(EXERCISE GOAL): Copy nothing but the text: reproduce each line of the listing exactly and leave the pictures out.

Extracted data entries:
+++

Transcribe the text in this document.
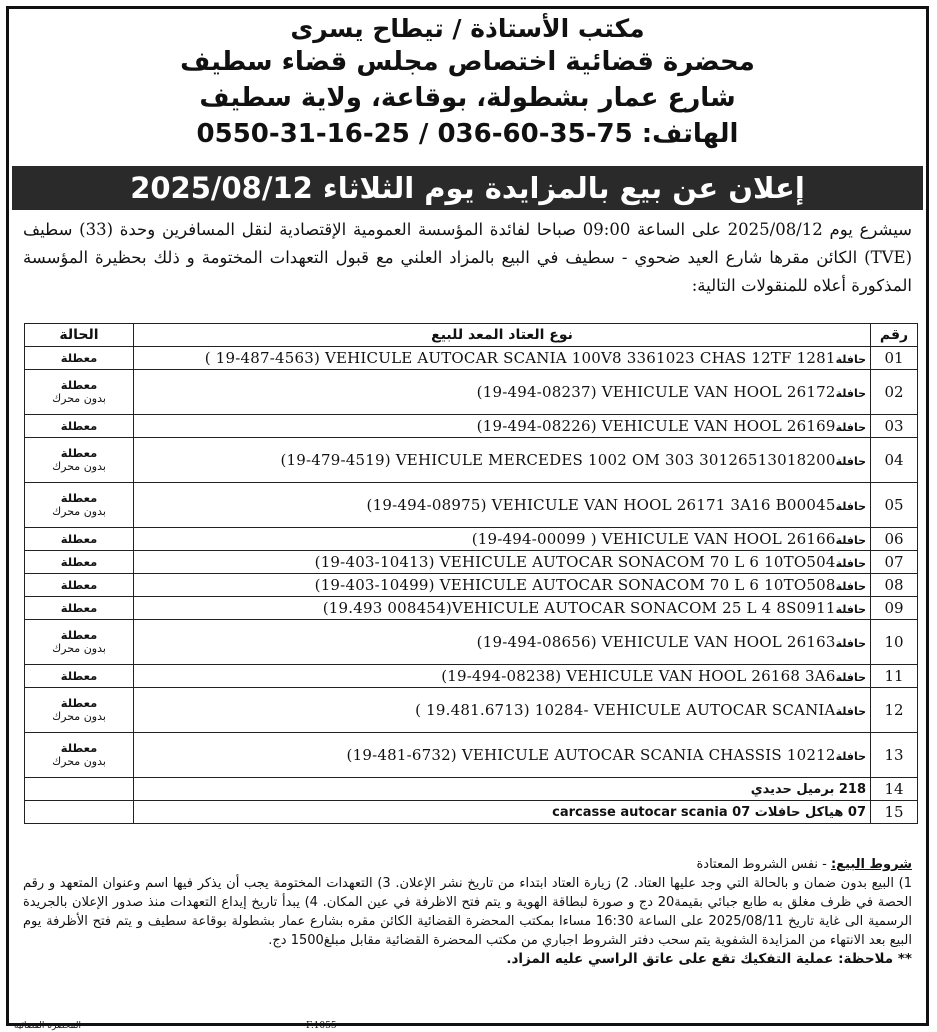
مكتب الأستاذة / تيطاح يسرى
محضرة قضائية اختصاص مجلس قضاء سطيف
شارع عمار بشطولة، بوقاعة، ولاية سطيف
الهاتف: 75-35-60-036 / 25-16-31-0550
إعلان عن بيع بالمزايدة يوم الثلاثاء 2025/08/12
سيشرع يوم 2025/08/12 على الساعة 09:00 صباحا لفائدة المؤسسة العمومية الإقتصادية لنقل المسافرين وحدة (33) سطيف (TVE) الكائن مقرها شارع العيد ضحوي - سطيف في البيع بالمزاد العلني مع قبول التعهدات المختومة و ذلك بحظيرة المؤسسة المذكورة أعلاه للمنقولات التالية:
رقم	نوع العتاد المعد للبيع	الحالة
01	( 19-487-4563) VEHICULE AUTOCAR SCANIA 100V8 3361023 CHAS 12TF 1281حافلة	معطلة

02	(19-494-08237) VEHICULE VAN HOOL 26172حافلة	معطلة
بدون محرك

03	(19-494-08226) VEHICULE VAN HOOL 26169حافلة	معطلة

04	(19-479-4519) VEHICULE MERCEDES 1002 OM 303 30126513018200حافلة	معطلة
بدون محرك

05	(19-494-08975) VEHICULE VAN HOOL 26171 3A16 B00045حافلة	معطلة
بدون محرك

06	(19-494-00099 ) VEHICULE VAN HOOL 26166حافلة	معطلة

07	(19-403-10413) VEHICULE AUTOCAR SONACOM 70 L 6 10TO504حافلة	معطلة

08	(19-403-10499) VEHICULE AUTOCAR SONACOM 70 L 6 10TO508حافلة	معطلة

09	(19.493 008454)VEHICULE AUTOCAR SONACOM 25 L 4 8S0911حافلة	معطلة

10	(19-494-08656) VEHICULE VAN HOOL 26163حافلة	معطلة
بدون محرك

11	(19-494-08238) VEHICULE VAN HOOL 26168 3A6حافلة	معطلة

12	( 19.481.6713) 10284- VEHICULE AUTOCAR SCANIAحافلة	معطلة
بدون محرك

13	(19-481-6732) VEHICULE AUTOCAR SCANIA CHASSIS 10212حافلة	معطلة
بدون محرك

14	218 برميل حديدي	
15	07 هياكل حافلات 07 carcasse autocar scania	
شروط البيع: - نفس الشروط المعتادة
1) البيع بدون ضمان و بالحالة التي وجد عليها العتاد. 2) زيارة العتاد ابتداء من تاريخ نشر الإعلان. 3) التعهدات المختومة يجب أن يذكر فيها اسم وعنوان المتعهد و رقم الحصة في ظرف مغلق به طابع جبائي بقيمة20 دج و صورة لبطاقة الهوية و يتم فتح الاظرفة في عين المكان. 4) يبدأ تاريخ إيداع التعهدات منذ صدور الإعلان بالجريدة الرسمية الى غاية تاريخ 2025/08/11 على الساعة 16:30 مساءا بمكتب المحضرة القضائية الكائن مقره بشارع عمار بشطولة بوقاعة سطيف و يتم فتح الأظرفة يوم البيع بعد الانتهاء من المزايدة الشفوية يتم سحب دفتر الشروط اجباري من مكتب المحضرة القضائية مقابل مبلغ1500 دج.
** ملاحظة: عملية التفكيك تقع على عاتق الراسي عليه المزاد.
المحضرة القضائية	F.1055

+++

(THE RESPONSE):
Transcribe the text in this document.
مكتب الأستاذة / تيطاح يسرى
محضرة قضائية اختصاص مجلس قضاء سطيف
شارع عمار بشطولة، بوقاعة، ولاية سطيف
الهاتف: 75-35-60-036 / 25-16-31-0550
إعلان عن بيع بالمزايدة يوم الثلاثاء 2025/08/12
سيشرع يوم 2025/08/12 على الساعة 09:00 صباحا لفائدة المؤسسة العمومية الإقتصادية لنقل المسافرين وحدة (33) سطيف (TVE) الكائن مقرها شارع العيد ضحوي - سطيف في البيع بالمزاد العلني مع قبول التعهدات المختومة و ذلك بحظيرة المؤسسة المذكورة أعلاه للمنقولات التالية:
رقم	نوع العتاد المعد للبيع	الحالة
01	( 19-487-4563) VEHICULE AUTOCAR SCANIA 100V8 3361023 CHAS 12TF 1281حافلة	معطلة

02	(19-494-08237) VEHICULE VAN HOOL 26172حافلة	معطلة
بدون محرك

03	(19-494-08226) VEHICULE VAN HOOL 26169حافلة	معطلة

04	(19-479-4519) VEHICULE MERCEDES 1002 OM 303 30126513018200حافلة	معطلة
بدون محرك

05	(19-494-08975) VEHICULE VAN HOOL 26171 3A16 B00045حافلة	معطلة
بدون محرك

06	(19-494-00099 ) VEHICULE VAN HOOL 26166حافلة	معطلة

07	(19-403-10413) VEHICULE AUTOCAR SONACOM 70 L 6 10TO504حافلة	معطلة

08	(19-403-10499) VEHICULE AUTOCAR SONACOM 70 L 6 10TO508حافلة	معطلة

09	(19.493 008454)VEHICULE AUTOCAR SONACOM 25 L 4 8S0911حافلة	معطلة

10	(19-494-08656) VEHICULE VAN HOOL 26163حافلة	معطلة
بدون محرك

11	(19-494-08238) VEHICULE VAN HOOL 26168 3A6حافلة	معطلة

12	( 19.481.6713) 10284- VEHICULE AUTOCAR SCANIAحافلة	معطلة
بدون محرك

13	(19-481-6732) VEHICULE AUTOCAR SCANIA CHASSIS 10212حافلة	معطلة
بدون محرك

14	218 برميل حديدي	
15	07 هياكل حافلات 07 carcasse autocar scania	
شروط البيع: - نفس الشروط المعتادة
1) البيع بدون ضمان و بالحالة التي وجد عليها العتاد. 2) زيارة العتاد ابتداء من تاريخ نشر الإعلان. 3) التعهدات المختومة يجب أن يذكر فيها اسم وعنوان المتعهد و رقم الحصة في ظرف مغلق به طابع جبائي بقيمة20 دج و صورة لبطاقة الهوية و يتم فتح الاظرفة في عين المكان. 4) يبدأ تاريخ إيداع التعهدات منذ صدور الإعلان بالجريدة الرسمية الى غاية تاريخ 2025/08/11 على الساعة 16:30 مساءا بمكتب المحضرة القضائية الكائن مقره بشارع عمار بشطولة بوقاعة سطيف و يتم فتح الأظرفة يوم البيع بعد الانتهاء من المزايدة الشفوية يتم سحب دفتر الشروط اجباري من مكتب المحضرة القضائية مقابل مبلغ1500 دج.
** ملاحظة: عملية التفكيك تقع على عاتق الراسي عليه المزاد.
المحضرة القضائية	F.1055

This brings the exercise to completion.